Data excerpts:
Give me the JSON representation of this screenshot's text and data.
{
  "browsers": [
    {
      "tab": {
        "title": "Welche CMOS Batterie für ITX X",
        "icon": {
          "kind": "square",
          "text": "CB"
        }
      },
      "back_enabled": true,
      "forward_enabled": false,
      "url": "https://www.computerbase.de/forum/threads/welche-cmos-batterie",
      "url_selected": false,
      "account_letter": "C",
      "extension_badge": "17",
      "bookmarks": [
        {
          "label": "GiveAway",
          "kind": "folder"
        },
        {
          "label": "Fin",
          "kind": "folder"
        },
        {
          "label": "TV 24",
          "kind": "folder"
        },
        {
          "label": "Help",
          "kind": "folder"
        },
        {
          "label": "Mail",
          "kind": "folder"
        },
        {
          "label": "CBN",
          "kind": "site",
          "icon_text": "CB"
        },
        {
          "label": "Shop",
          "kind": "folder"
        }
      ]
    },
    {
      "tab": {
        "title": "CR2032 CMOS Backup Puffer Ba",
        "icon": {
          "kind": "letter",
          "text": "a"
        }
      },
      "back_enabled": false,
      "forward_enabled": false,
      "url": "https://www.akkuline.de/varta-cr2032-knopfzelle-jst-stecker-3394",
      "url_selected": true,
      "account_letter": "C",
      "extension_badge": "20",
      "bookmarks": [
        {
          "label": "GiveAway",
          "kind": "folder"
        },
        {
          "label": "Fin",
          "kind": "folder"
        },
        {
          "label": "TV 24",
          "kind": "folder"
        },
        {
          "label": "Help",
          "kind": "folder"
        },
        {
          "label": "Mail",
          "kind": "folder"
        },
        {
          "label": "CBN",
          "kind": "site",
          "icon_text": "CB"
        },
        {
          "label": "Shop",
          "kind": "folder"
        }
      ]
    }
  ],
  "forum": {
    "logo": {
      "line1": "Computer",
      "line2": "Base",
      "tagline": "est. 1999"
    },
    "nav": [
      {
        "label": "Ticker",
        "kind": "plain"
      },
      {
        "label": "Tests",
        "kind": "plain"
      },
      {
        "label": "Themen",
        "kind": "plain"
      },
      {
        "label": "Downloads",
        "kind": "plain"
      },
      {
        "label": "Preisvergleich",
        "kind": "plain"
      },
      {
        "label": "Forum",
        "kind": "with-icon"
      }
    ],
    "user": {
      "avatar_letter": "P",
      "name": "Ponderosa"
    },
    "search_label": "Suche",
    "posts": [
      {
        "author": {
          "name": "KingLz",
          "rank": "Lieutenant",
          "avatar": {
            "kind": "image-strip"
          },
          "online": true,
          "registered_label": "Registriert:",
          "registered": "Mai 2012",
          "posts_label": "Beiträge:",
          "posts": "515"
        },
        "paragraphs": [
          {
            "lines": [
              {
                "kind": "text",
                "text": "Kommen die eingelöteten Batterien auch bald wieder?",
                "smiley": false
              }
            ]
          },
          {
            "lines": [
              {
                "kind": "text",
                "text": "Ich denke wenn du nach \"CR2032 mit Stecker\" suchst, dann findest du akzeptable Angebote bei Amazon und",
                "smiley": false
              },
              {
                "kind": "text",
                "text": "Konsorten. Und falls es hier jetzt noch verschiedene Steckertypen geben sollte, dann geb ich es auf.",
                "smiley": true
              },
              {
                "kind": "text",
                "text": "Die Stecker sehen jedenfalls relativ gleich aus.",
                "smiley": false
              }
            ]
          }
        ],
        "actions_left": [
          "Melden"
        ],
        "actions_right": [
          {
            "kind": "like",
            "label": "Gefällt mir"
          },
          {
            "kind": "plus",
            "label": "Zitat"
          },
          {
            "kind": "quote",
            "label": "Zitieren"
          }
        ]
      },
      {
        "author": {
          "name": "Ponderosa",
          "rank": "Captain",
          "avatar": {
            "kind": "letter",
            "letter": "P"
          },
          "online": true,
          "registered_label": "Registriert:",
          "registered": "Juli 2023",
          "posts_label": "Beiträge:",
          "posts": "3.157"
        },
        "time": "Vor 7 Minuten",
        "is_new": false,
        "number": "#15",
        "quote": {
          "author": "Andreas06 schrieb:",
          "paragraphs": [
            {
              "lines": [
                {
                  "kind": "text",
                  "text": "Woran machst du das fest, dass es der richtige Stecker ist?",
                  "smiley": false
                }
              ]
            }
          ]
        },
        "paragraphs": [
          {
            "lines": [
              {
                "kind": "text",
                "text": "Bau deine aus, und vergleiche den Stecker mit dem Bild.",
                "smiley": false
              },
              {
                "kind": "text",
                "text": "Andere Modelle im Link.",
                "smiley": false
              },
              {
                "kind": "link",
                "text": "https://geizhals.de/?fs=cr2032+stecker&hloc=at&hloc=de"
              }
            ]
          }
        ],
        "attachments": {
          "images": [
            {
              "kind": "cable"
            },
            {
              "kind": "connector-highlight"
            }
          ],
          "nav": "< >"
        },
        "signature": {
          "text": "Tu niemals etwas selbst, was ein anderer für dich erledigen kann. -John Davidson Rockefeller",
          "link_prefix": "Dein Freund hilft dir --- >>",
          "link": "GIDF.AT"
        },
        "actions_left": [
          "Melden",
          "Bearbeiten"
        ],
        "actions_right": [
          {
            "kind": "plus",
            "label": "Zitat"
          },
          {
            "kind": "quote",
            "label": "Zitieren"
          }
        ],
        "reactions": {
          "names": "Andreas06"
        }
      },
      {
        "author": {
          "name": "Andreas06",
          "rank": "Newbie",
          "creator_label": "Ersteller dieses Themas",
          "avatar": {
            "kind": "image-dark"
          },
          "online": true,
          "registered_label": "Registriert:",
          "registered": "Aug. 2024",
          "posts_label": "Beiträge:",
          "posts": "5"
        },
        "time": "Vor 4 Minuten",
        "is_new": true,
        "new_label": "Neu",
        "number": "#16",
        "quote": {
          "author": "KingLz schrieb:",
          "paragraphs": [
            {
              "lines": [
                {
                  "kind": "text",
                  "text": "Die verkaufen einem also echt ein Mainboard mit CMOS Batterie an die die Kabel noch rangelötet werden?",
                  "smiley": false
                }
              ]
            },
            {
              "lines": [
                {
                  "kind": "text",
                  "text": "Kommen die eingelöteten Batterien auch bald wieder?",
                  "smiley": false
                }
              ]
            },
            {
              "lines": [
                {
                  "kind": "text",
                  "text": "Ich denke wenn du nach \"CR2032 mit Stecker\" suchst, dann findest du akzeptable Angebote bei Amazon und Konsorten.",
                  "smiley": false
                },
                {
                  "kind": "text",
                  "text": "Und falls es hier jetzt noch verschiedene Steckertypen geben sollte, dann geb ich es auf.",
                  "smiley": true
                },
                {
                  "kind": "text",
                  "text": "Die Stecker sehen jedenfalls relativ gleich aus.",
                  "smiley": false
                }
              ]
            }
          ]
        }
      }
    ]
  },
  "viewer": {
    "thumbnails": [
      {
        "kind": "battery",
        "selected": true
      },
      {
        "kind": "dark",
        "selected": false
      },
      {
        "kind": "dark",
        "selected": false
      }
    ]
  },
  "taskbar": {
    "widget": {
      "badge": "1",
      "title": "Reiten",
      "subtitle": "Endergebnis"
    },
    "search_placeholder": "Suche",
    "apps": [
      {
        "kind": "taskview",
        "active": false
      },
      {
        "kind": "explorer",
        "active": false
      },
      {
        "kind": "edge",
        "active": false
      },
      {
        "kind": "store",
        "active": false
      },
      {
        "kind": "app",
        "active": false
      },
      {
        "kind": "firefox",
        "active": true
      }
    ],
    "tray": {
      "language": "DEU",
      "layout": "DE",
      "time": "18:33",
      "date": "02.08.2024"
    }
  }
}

What is being asked: Tell how many lines include "Suche". The number is the whole answer.

The answer: 2